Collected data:
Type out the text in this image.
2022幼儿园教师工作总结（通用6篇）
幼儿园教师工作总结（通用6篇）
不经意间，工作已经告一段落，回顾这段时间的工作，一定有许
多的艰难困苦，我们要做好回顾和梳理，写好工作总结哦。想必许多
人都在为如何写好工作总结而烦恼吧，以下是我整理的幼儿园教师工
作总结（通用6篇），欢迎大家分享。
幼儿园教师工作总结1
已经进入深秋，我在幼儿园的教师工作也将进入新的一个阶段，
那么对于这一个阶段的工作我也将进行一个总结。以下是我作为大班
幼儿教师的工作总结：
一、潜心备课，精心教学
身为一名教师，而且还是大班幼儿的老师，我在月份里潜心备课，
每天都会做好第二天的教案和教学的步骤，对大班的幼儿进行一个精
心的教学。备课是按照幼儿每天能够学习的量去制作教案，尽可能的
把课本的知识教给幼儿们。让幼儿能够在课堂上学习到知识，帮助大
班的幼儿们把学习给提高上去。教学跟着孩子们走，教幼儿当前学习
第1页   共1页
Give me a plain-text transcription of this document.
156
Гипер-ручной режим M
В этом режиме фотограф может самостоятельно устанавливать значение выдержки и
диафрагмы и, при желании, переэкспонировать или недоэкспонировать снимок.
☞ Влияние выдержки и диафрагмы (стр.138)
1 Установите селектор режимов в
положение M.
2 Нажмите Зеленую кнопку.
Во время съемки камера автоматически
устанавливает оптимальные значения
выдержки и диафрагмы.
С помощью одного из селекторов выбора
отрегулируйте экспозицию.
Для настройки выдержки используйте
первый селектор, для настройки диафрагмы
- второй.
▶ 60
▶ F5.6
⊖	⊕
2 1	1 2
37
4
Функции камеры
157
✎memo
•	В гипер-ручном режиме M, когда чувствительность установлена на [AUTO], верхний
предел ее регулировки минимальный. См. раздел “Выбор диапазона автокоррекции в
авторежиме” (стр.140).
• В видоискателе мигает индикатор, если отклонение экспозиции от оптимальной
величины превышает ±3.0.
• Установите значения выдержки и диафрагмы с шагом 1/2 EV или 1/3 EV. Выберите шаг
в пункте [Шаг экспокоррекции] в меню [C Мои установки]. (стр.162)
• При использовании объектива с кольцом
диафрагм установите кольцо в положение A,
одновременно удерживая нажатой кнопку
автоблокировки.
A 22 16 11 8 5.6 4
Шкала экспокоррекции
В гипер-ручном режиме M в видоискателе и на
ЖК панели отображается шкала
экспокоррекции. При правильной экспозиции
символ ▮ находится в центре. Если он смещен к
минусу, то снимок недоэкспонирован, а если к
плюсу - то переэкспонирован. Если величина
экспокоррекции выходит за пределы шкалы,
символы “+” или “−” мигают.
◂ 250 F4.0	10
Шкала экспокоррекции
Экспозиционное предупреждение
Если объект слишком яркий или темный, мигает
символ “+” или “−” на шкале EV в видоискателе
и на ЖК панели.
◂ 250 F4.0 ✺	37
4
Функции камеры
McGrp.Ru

- **Aim of the task**:
Gather every line from the listing above in which the word "мигает" appears.

- **Finished exercise**:
• В видоискателе мигает индикатор, если отклонение экспозиции от оптимальной
Если объект слишком яркий или темный, мигает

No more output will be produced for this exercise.